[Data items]
________________________________________

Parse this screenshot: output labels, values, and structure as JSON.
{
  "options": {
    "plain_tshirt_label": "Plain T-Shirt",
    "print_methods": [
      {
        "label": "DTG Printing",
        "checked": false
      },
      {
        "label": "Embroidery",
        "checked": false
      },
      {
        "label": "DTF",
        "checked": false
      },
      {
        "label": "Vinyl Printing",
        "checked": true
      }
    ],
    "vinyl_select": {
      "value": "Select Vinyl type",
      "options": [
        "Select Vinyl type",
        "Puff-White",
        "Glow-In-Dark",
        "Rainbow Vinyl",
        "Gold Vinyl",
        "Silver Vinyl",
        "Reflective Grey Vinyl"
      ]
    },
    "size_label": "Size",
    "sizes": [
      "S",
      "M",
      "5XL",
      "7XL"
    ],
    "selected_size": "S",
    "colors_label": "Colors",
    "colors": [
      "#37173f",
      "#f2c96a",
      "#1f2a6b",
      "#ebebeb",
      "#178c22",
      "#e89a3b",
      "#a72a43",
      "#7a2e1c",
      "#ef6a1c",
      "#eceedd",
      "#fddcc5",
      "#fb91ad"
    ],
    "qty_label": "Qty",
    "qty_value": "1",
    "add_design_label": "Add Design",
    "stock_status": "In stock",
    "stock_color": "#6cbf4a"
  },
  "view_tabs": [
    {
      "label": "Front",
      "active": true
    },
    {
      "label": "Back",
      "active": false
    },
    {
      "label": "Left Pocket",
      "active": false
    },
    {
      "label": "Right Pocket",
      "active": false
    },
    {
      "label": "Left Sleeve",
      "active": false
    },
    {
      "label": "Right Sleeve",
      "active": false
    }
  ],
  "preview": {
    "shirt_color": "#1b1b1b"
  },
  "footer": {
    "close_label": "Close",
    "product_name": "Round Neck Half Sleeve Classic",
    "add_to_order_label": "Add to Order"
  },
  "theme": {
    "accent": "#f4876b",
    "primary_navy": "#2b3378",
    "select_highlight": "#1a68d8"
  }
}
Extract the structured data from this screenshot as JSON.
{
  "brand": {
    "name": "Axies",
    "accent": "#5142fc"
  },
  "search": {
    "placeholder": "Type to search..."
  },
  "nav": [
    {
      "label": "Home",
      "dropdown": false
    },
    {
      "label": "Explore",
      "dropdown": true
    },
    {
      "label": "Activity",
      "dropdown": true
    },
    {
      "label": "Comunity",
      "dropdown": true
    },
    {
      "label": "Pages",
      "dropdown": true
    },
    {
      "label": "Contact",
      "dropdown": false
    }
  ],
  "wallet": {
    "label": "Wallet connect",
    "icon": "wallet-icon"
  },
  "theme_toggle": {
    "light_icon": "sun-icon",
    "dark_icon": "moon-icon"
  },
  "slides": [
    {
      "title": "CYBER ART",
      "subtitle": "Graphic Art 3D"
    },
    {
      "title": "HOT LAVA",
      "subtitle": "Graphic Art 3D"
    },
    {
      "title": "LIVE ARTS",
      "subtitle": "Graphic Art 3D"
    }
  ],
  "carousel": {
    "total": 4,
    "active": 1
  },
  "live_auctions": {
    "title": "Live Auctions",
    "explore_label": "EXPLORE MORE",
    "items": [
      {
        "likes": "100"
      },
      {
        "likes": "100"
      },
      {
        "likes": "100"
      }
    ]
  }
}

________________________________________

What you have to do: Repeat every entry exactly as written above.

Expected answer:
Parse this screenshot: output labels, values, and structure as JSON.
{
  "options": {
    "plain_tshirt_label": "Plain T-Shirt",
    "print_methods": [
      {
        "label": "DTG Printing",
        "checked": false
      },
      {
        "label": "Embroidery",
        "checked": false
      },
      {
        "label": "DTF",
        "checked": false
      },
      {
        "label": "Vinyl Printing",
        "checked": true
      }
    ],
    "vinyl_select": {
      "value": "Select Vinyl type",
      "options": [
        "Select Vinyl type",
        "Puff-White",
        "Glow-In-Dark",
        "Rainbow Vinyl",
        "Gold Vinyl",
        "Silver Vinyl",
        "Reflective Grey Vinyl"
      ]
    },
    "size_label": "Size",
    "sizes": [
      "S",
      "M",
      "5XL",
      "7XL"
    ],
    "selected_size": "S",
    "colors_label": "Colors",
    "colors": [
      "#37173f",
      "#f2c96a",
      "#1f2a6b",
      "#ebebeb",
      "#178c22",
      "#e89a3b",
      "#a72a43",
      "#7a2e1c",
      "#ef6a1c",
      "#eceedd",
      "#fddcc5",
      "#fb91ad"
    ],
    "qty_label": "Qty",
    "qty_value": "1",
    "add_design_label": "Add Design",
    "stock_status": "In stock",
    "stock_color": "#6cbf4a"
  },
  "view_tabs": [
    {
      "label": "Front",
      "active": true
    },
    {
      "label": "Back",
      "active": false
    },
    {
      "label": "Left Pocket",
      "active": false
    },
    {
      "label": "Right Pocket",
      "active": false
    },
    {
      "label": "Left Sleeve",
      "active": false
    },
    {
      "label": "Right Sleeve",
      "active": false
    }
  ],
  "preview": {
    "shirt_color": "#1b1b1b"
  },
  "footer": {
    "close_label": "Close",
    "product_name": "Round Neck Half Sleeve Classic",
    "add_to_order_label": "Add to Order"
  },
  "theme": {
    "accent": "#f4876b",
    "primary_navy": "#2b3378",
    "select_highlight": "#1a68d8"
  }
}
Extract the structured data from this screenshot as JSON.
{
  "brand": {
    "name": "Axies",
    "accent": "#5142fc"
  },
  "search": {
    "placeholder": "Type to search..."
  },
  "nav": [
    {
      "label": "Home",
      "dropdown": false
    },
    {
      "label": "Explore",
      "dropdown": true
    },
    {
      "label": "Activity",
      "dropdown": true
    },
    {
      "label": "Comunity",
      "dropdown": true
    },
    {
      "label": "Pages",
      "dropdown": true
    },
    {
      "label": "Contact",
      "dropdown": false
    }
  ],
  "wallet": {
    "label": "Wallet connect",
    "icon": "wallet-icon"
  },
  "theme_toggle": {
    "light_icon": "sun-icon",
    "dark_icon": "moon-icon"
  },
  "slides": [
    {
      "title": "CYBER ART",
      "subtitle": "Graphic Art 3D"
    },
    {
      "title": "HOT LAVA",
      "subtitle": "Graphic Art 3D"
    },
    {
      "title": "LIVE ARTS",
      "subtitle": "Graphic Art 3D"
    }
  ],
  "carousel": {
    "total": 4,
    "active": 1
  },
  "live_auctions": {
    "title": "Live Auctions",
    "explore_label": "EXPLORE MORE",
    "items": [
      {
        "likes": "100"
      },
      {
        "likes": "100"
      },
      {
        "likes": "100"
      }
    ]
  }
}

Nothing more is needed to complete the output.